▶ _INPUT_
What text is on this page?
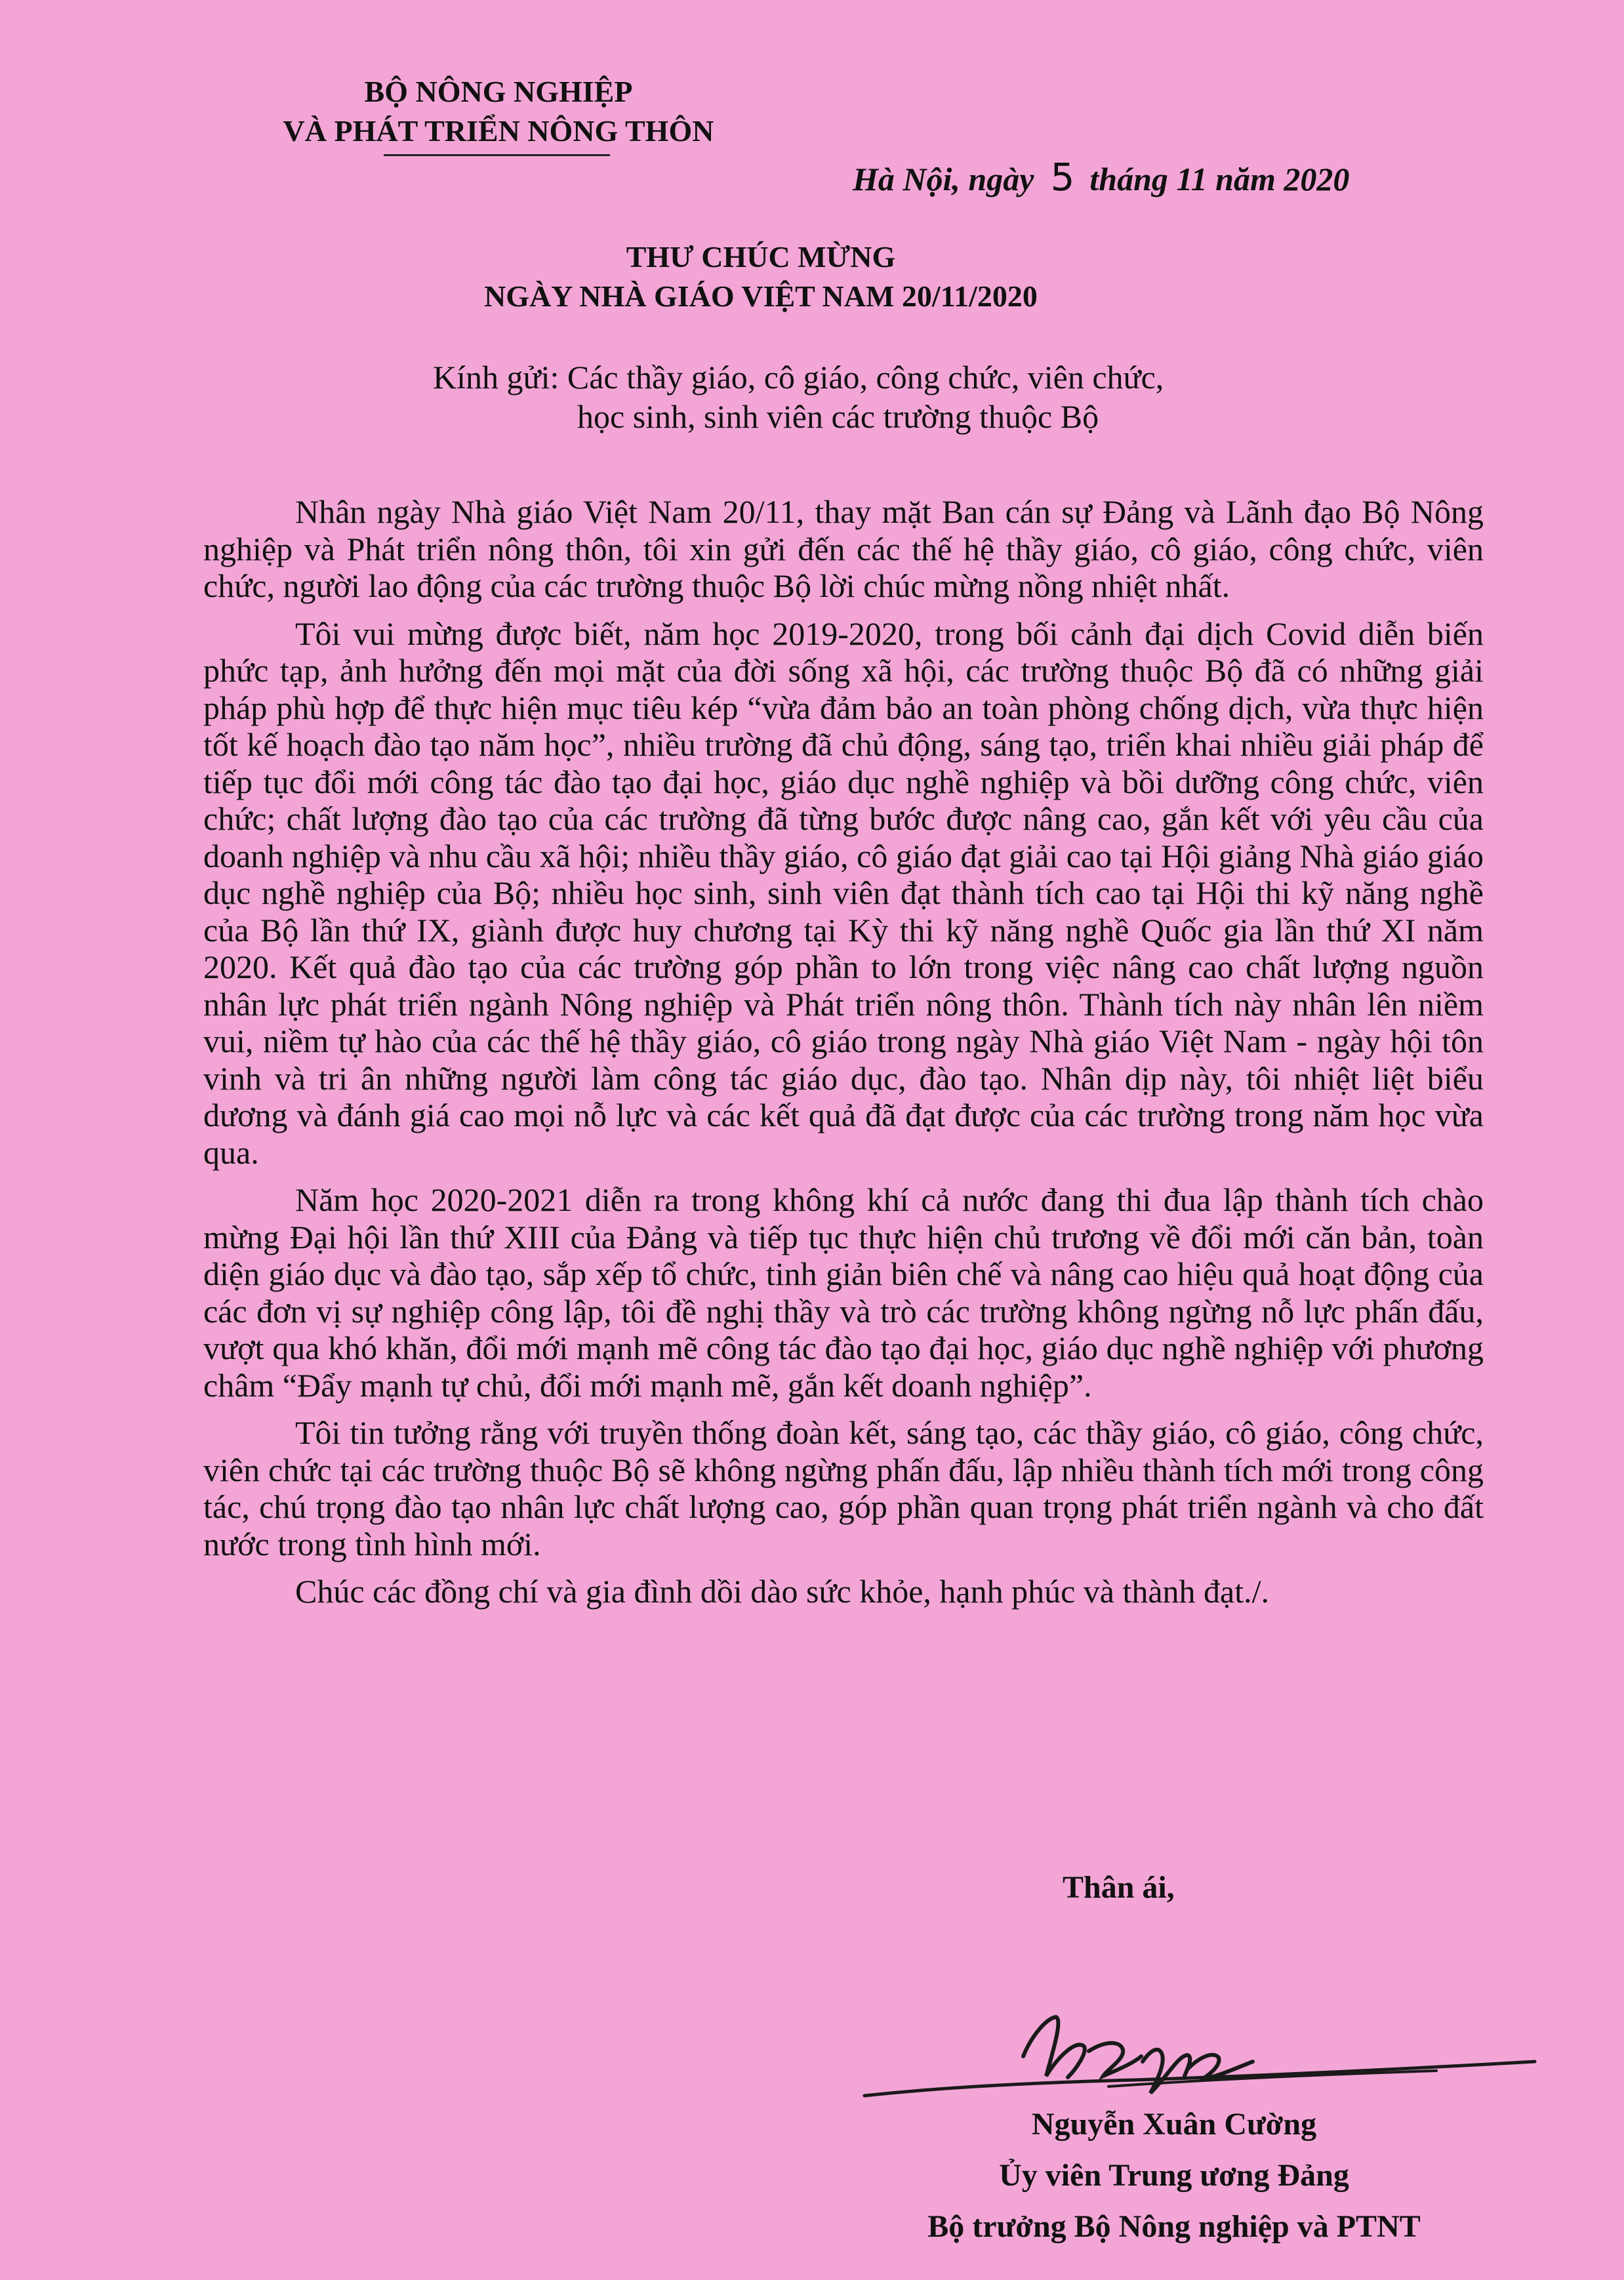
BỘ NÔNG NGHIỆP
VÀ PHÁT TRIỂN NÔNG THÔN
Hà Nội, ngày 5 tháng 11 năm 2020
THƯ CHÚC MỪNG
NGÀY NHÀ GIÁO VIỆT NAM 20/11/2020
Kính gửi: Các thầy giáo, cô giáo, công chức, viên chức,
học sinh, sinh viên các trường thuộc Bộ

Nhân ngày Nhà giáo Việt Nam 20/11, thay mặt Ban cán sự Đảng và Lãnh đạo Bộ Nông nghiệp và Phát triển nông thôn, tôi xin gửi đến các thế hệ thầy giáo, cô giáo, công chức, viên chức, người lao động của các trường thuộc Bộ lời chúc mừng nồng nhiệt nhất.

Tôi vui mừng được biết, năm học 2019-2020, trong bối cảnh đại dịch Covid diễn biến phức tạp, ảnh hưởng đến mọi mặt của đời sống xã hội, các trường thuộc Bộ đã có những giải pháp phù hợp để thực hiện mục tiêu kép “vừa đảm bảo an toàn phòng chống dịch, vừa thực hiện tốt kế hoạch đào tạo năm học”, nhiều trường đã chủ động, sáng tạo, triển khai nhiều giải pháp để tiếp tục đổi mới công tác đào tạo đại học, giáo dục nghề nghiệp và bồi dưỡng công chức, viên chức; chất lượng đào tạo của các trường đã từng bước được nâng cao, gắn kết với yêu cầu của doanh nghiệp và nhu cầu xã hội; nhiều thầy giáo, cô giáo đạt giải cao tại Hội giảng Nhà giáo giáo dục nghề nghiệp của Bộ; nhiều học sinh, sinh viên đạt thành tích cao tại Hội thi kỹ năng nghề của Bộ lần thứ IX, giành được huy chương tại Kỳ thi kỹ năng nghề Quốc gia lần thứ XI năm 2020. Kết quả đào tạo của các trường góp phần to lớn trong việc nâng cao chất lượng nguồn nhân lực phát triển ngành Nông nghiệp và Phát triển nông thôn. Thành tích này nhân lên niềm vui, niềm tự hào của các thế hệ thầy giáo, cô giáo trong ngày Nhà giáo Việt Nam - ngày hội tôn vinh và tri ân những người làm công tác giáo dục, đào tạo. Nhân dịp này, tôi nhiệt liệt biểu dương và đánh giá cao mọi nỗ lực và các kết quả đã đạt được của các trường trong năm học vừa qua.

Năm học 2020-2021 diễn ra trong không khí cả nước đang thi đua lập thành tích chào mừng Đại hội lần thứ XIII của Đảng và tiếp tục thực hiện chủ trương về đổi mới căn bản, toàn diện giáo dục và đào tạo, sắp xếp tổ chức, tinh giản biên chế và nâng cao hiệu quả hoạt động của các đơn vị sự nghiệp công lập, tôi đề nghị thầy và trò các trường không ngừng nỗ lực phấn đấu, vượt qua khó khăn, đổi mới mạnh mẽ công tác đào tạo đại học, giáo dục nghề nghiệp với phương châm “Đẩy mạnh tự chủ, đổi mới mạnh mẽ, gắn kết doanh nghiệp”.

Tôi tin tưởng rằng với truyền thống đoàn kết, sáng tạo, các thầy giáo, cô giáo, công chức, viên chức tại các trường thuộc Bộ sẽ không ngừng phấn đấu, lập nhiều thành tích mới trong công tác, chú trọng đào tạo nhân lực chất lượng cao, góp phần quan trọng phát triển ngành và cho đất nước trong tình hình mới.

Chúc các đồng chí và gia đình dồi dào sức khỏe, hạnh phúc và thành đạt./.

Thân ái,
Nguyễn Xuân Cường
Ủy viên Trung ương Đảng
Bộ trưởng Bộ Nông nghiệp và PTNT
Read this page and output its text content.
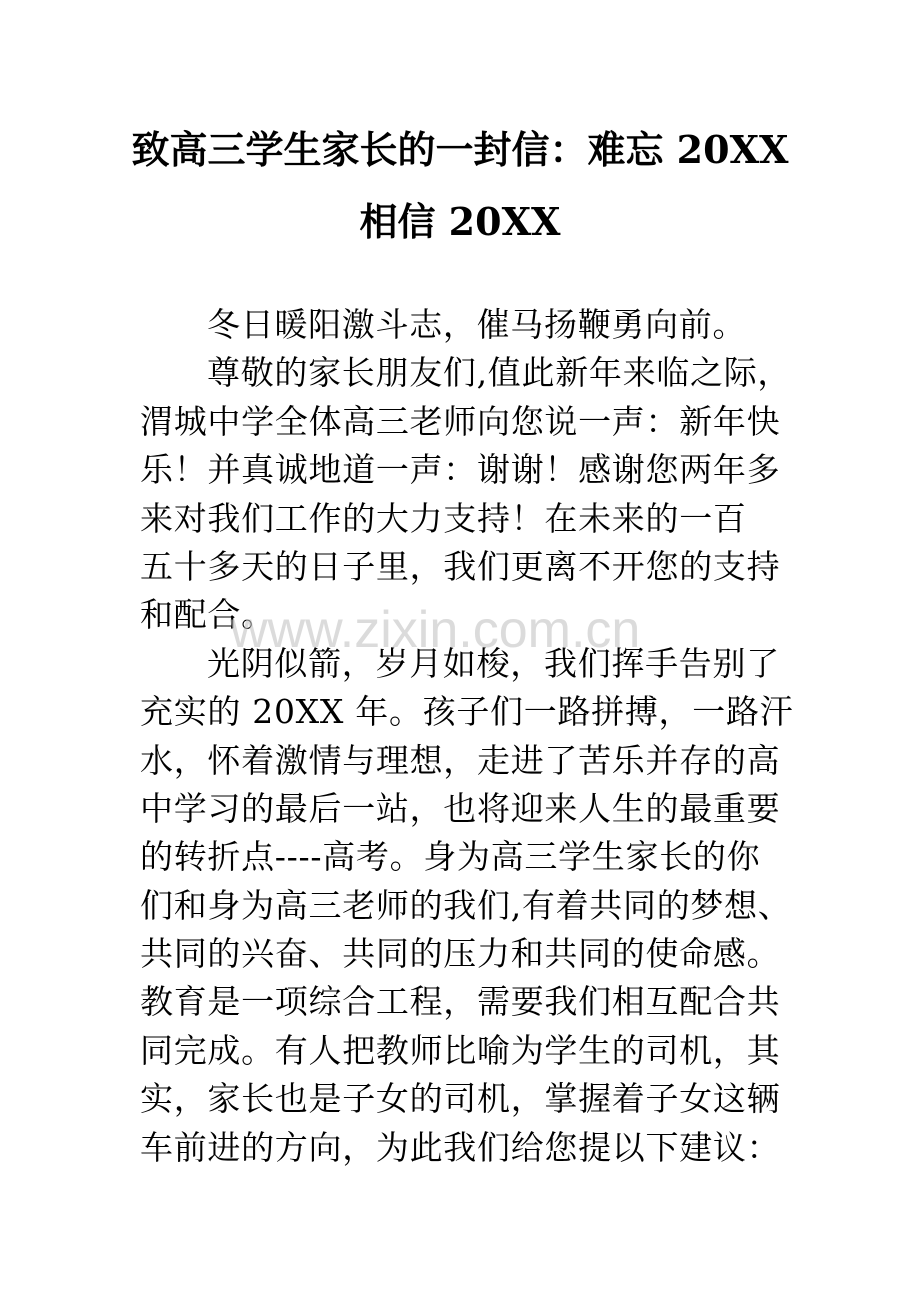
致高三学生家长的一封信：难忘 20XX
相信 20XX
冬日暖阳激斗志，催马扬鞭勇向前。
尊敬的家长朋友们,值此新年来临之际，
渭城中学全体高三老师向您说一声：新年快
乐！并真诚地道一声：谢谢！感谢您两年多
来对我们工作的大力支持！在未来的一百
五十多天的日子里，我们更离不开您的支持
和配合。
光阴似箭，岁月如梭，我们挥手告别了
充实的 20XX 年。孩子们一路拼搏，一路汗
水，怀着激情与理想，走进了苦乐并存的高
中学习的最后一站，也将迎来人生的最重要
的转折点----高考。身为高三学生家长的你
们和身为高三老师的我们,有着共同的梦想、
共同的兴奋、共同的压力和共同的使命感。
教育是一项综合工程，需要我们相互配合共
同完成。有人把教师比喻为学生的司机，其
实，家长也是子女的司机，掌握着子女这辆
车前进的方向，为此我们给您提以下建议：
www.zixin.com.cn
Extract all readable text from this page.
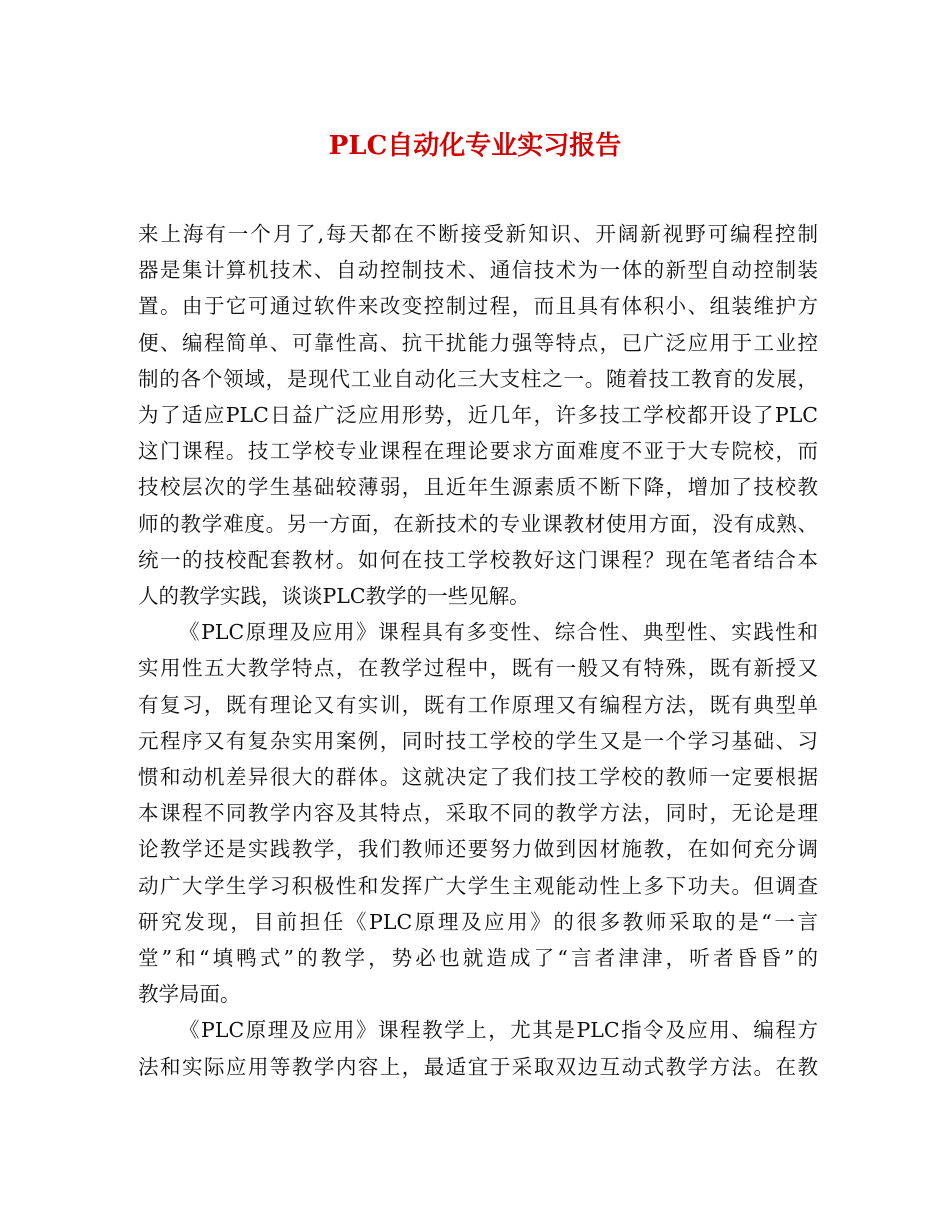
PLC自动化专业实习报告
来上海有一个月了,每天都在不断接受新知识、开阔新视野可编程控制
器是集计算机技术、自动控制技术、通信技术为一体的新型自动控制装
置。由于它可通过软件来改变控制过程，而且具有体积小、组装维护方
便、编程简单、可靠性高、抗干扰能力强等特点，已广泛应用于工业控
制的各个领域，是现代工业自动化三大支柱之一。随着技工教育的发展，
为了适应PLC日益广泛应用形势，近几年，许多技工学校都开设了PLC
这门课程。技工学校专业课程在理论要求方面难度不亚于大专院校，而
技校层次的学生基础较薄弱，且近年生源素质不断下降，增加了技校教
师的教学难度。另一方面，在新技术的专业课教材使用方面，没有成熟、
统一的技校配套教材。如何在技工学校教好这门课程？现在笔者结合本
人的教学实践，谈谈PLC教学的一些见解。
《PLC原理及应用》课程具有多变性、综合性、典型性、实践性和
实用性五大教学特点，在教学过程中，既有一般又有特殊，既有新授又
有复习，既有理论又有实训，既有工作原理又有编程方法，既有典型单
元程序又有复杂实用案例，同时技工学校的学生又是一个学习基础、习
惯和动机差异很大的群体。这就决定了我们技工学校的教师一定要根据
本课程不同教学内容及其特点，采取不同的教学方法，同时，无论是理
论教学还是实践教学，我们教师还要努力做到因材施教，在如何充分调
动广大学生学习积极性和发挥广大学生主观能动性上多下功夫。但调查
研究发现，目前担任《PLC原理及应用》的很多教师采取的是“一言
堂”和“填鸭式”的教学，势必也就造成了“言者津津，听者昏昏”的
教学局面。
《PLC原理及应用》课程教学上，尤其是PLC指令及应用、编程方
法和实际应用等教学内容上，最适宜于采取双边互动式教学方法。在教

▶ _EXERCISE OBJECTIVE_
Give every line of the material that includes the string "page".

▶ _RESPONSE BELOW_
What text is on this page?
Read this page and output its text content.
Extract all readable text from this page.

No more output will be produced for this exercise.